READING PASSAGE

As I'm writing this, I'm using someone's phone modem to download a critical update to my iPod, which I was hoping to use in the field this evening to play owl calls. The iPod, however, claimed it was empty, and would not play anything. While this download is going on - supposedly for another five hours, on this slow connection - I figured I could post this spectacular photo of a White-collared Swift.

This is not a rare bird in the region, but of course it is rarely seen up close. Someone in our group found it on the ground, apparently incapable of flight. It also appeared to have a leg injury. Since it didn't seem like it was going to survive in the wild, we decided to collect it.

Hopefully the iPod will be operational again tomorrow, and we can try again for owls tomorrow night.

Thursday I will be back in the city and will try to post more photos of this trip. We found some exciting birds here...

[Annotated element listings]
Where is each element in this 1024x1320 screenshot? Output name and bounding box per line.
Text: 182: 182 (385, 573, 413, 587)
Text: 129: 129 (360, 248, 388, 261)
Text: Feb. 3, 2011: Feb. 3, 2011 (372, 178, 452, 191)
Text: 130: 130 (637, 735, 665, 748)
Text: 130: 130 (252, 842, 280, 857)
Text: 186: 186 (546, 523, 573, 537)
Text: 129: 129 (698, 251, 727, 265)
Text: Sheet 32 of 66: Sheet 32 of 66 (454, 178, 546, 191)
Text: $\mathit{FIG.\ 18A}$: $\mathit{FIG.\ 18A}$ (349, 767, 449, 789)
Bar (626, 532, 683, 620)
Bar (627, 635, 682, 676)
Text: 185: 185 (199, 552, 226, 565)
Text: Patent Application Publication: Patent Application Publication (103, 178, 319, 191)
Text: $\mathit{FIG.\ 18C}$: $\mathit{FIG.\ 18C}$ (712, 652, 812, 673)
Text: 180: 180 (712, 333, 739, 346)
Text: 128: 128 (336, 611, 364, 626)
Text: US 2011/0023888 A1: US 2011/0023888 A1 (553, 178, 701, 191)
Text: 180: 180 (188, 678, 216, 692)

WHAT IS EXPECTED
From the post about the White-collared Swift, repeat the passage starting with "As I'm writing" and going on through "to collect it.".

OUTPUT OF THE EXERCISE
As I'm writing this, I'm using someone's phone modem to download a critical update to my iPod, which I was hoping to use in the field this evening to play owl calls. The iPod, however, claimed it was empty, and would not play anything. While this download is going on - supposedly for another five hours, on this slow connection - I figured I could post this spectacular photo of a White-collared Swift.

This is not a rare bird in the region, but of course it is rarely seen up close. Someone in our group found it on the ground, apparently incapable of flight. It also appeared to have a leg injury. Since it didn't seem like it was going to survive in the wild, we decided to collect it.